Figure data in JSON
────────────────────
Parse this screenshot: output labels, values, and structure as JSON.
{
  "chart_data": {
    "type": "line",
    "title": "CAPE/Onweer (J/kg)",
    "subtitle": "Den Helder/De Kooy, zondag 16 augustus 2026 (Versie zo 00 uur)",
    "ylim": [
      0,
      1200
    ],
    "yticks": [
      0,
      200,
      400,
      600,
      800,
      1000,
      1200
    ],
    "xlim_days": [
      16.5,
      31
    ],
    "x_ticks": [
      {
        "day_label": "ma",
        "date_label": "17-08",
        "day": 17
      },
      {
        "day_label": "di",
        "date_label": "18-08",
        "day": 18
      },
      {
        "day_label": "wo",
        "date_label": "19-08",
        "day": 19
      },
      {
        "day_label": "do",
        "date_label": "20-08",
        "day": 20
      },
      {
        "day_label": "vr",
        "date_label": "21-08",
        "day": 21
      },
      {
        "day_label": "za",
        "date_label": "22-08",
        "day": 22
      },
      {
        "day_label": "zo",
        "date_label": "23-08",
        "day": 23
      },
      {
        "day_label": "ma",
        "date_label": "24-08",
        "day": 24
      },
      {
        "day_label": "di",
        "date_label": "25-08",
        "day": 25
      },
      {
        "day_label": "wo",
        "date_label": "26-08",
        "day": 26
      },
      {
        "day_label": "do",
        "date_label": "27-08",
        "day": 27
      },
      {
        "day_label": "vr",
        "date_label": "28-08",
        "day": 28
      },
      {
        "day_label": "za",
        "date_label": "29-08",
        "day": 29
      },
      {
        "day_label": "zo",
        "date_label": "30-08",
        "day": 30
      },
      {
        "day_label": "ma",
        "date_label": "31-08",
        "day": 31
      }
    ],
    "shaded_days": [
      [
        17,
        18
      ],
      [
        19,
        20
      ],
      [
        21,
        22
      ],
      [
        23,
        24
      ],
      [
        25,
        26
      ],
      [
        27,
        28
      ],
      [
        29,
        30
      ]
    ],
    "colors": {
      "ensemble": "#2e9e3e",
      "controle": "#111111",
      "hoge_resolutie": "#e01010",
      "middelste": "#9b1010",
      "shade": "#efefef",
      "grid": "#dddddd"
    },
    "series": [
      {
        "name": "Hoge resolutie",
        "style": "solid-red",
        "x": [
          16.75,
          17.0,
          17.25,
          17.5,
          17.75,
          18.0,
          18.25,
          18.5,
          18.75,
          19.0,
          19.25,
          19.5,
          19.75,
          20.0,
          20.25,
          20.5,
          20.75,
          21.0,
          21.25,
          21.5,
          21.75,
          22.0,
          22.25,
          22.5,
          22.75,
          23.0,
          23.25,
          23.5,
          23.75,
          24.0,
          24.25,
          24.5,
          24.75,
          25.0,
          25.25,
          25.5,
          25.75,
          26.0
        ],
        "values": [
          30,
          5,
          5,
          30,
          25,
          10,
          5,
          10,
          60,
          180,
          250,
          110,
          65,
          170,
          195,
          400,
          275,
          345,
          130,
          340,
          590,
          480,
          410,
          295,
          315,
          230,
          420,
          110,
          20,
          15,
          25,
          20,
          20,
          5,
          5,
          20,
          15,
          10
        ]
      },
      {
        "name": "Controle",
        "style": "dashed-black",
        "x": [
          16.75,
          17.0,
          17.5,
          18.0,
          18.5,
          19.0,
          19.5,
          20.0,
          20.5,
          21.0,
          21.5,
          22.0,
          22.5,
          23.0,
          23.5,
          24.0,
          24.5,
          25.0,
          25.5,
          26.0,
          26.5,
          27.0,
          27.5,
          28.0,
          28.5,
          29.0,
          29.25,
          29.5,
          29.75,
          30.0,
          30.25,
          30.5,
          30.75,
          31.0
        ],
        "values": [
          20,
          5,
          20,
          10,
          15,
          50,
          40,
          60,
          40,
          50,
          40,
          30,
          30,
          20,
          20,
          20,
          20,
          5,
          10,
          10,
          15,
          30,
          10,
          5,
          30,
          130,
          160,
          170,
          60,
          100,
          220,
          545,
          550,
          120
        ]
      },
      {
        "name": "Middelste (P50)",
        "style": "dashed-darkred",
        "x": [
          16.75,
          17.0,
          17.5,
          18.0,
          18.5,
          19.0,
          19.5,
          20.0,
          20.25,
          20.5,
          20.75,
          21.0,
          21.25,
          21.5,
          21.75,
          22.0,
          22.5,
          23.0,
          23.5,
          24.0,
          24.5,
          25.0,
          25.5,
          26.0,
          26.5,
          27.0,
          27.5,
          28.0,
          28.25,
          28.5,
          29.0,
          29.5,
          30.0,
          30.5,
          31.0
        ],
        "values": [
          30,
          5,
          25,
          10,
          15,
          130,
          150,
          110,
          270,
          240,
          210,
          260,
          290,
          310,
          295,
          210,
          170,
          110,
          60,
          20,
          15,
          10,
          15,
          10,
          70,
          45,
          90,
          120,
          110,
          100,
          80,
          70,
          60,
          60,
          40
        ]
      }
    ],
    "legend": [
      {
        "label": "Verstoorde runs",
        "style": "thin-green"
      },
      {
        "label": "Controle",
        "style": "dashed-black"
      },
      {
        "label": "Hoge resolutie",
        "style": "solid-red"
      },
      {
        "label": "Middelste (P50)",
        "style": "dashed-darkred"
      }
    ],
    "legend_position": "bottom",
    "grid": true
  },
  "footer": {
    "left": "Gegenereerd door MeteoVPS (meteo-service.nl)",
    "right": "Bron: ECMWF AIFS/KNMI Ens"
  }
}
────────────────────
• _Directions for this task_
Restate each entry exactly, skipping none.

• _Expected output_
Parse this screenshot: output labels, values, and structure as JSON.
{
  "chart_data": {
    "type": "line",
    "title": "CAPE/Onweer (J/kg)",
    "subtitle": "Den Helder/De Kooy, zondag 16 augustus 2026 (Versie zo 00 uur)",
    "ylim": [
      0,
      1200
    ],
    "yticks": [
      0,
      200,
      400,
      600,
      800,
      1000,
      1200
    ],
    "xlim_days": [
      16.5,
      31
    ],
    "x_ticks": [
      {
        "day_label": "ma",
        "date_label": "17-08",
        "day": 17
      },
      {
        "day_label": "di",
        "date_label": "18-08",
        "day": 18
      },
      {
        "day_label": "wo",
        "date_label": "19-08",
        "day": 19
      },
      {
        "day_label": "do",
        "date_label": "20-08",
        "day": 20
      },
      {
        "day_label": "vr",
        "date_label": "21-08",
        "day": 21
      },
      {
        "day_label": "za",
        "date_label": "22-08",
        "day": 22
      },
      {
        "day_label": "zo",
        "date_label": "23-08",
        "day": 23
      },
      {
        "day_label": "ma",
        "date_label": "24-08",
        "day": 24
      },
      {
        "day_label": "di",
        "date_label": "25-08",
        "day": 25
      },
      {
        "day_label": "wo",
        "date_label": "26-08",
        "day": 26
      },
      {
        "day_label": "do",
        "date_label": "27-08",
        "day": 27
      },
      {
        "day_label": "vr",
        "date_label": "28-08",
        "day": 28
      },
      {
        "day_label": "za",
        "date_label": "29-08",
        "day": 29
      },
      {
        "day_label": "zo",
        "date_label": "30-08",
        "day": 30
      },
      {
        "day_label": "ma",
        "date_label": "31-08",
        "day": 31
      }
    ],
    "shaded_days": [
      [
        17,
        18
      ],
      [
        19,
        20
      ],
      [
        21,
        22
      ],
      [
        23,
        24
      ],
      [
        25,
        26
      ],
      [
        27,
        28
      ],
      [
        29,
        30
      ]
    ],
    "colors": {
      "ensemble": "#2e9e3e",
      "controle": "#111111",
      "hoge_resolutie": "#e01010",
      "middelste": "#9b1010",
      "shade": "#efefef",
      "grid": "#dddddd"
    },
    "series": [
      {
        "name": "Hoge resolutie",
        "style": "solid-red",
        "x": [
          16.75,
          17.0,
          17.25,
          17.5,
          17.75,
          18.0,
          18.25,
          18.5,
          18.75,
          19.0,
          19.25,
          19.5,
          19.75,
          20.0,
          20.25,
          20.5,
          20.75,
          21.0,
          21.25,
          21.5,
          21.75,
          22.0,
          22.25,
          22.5,
          22.75,
          23.0,
          23.25,
          23.5,
          23.75,
          24.0,
          24.25,
          24.5,
          24.75,
          25.0,
          25.25,
          25.5,
          25.75,
          26.0
        ],
        "values": [
          30,
          5,
          5,
          30,
          25,
          10,
          5,
          10,
          60,
          180,
          250,
          110,
          65,
          170,
          195,
          400,
          275,
          345,
          130,
          340,
          590,
          480,
          410,
          295,
          315,
          230,
          420,
          110,
          20,
          15,
          25,
          20,
          20,
          5,
          5,
          20,
          15,
          10
        ]
      },
      {
        "name": "Controle",
        "style": "dashed-black",
        "x": [
          16.75,
          17.0,
          17.5,
          18.0,
          18.5,
          19.0,
          19.5,
          20.0,
          20.5,
          21.0,
          21.5,
          22.0,
          22.5,
          23.0,
          23.5,
          24.0,
          24.5,
          25.0,
          25.5,
          26.0,
          26.5,
          27.0,
          27.5,
          28.0,
          28.5,
          29.0,
          29.25,
          29.5,
          29.75,
          30.0,
          30.25,
          30.5,
          30.75,
          31.0
        ],
        "values": [
          20,
          5,
          20,
          10,
          15,
          50,
          40,
          60,
          40,
          50,
          40,
          30,
          30,
          20,
          20,
          20,
          20,
          5,
          10,
          10,
          15,
          30,
          10,
          5,
          30,
          130,
          160,
          170,
          60,
          100,
          220,
          545,
          550,
          120
        ]
      },
      {
        "name": "Middelste (P50)",
        "style": "dashed-darkred",
        "x": [
          16.75,
          17.0,
          17.5,
          18.0,
          18.5,
          19.0,
          19.5,
          20.0,
          20.25,
          20.5,
          20.75,
          21.0,
          21.25,
          21.5,
          21.75,
          22.0,
          22.5,
          23.0,
          23.5,
          24.0,
          24.5,
          25.0,
          25.5,
          26.0,
          26.5,
          27.0,
          27.5,
          28.0,
          28.25,
          28.5,
          29.0,
          29.5,
          30.0,
          30.5,
          31.0
        ],
        "values": [
          30,
          5,
          25,
          10,
          15,
          130,
          150,
          110,
          270,
          240,
          210,
          260,
          290,
          310,
          295,
          210,
          170,
          110,
          60,
          20,
          15,
          10,
          15,
          10,
          70,
          45,
          90,
          120,
          110,
          100,
          80,
          70,
          60,
          60,
          40
        ]
      }
    ],
    "legend": [
      {
        "label": "Verstoorde runs",
        "style": "thin-green"
      },
      {
        "label": "Controle",
        "style": "dashed-black"
      },
      {
        "label": "Hoge resolutie",
        "style": "solid-red"
      },
      {
        "label": "Middelste (P50)",
        "style": "dashed-darkred"
      }
    ],
    "legend_position": "bottom",
    "grid": true
  },
  "footer": {
    "left": "Gegenereerd door MeteoVPS (meteo-service.nl)",
    "right": "Bron: ECMWF AIFS/KNMI Ens"
  }
}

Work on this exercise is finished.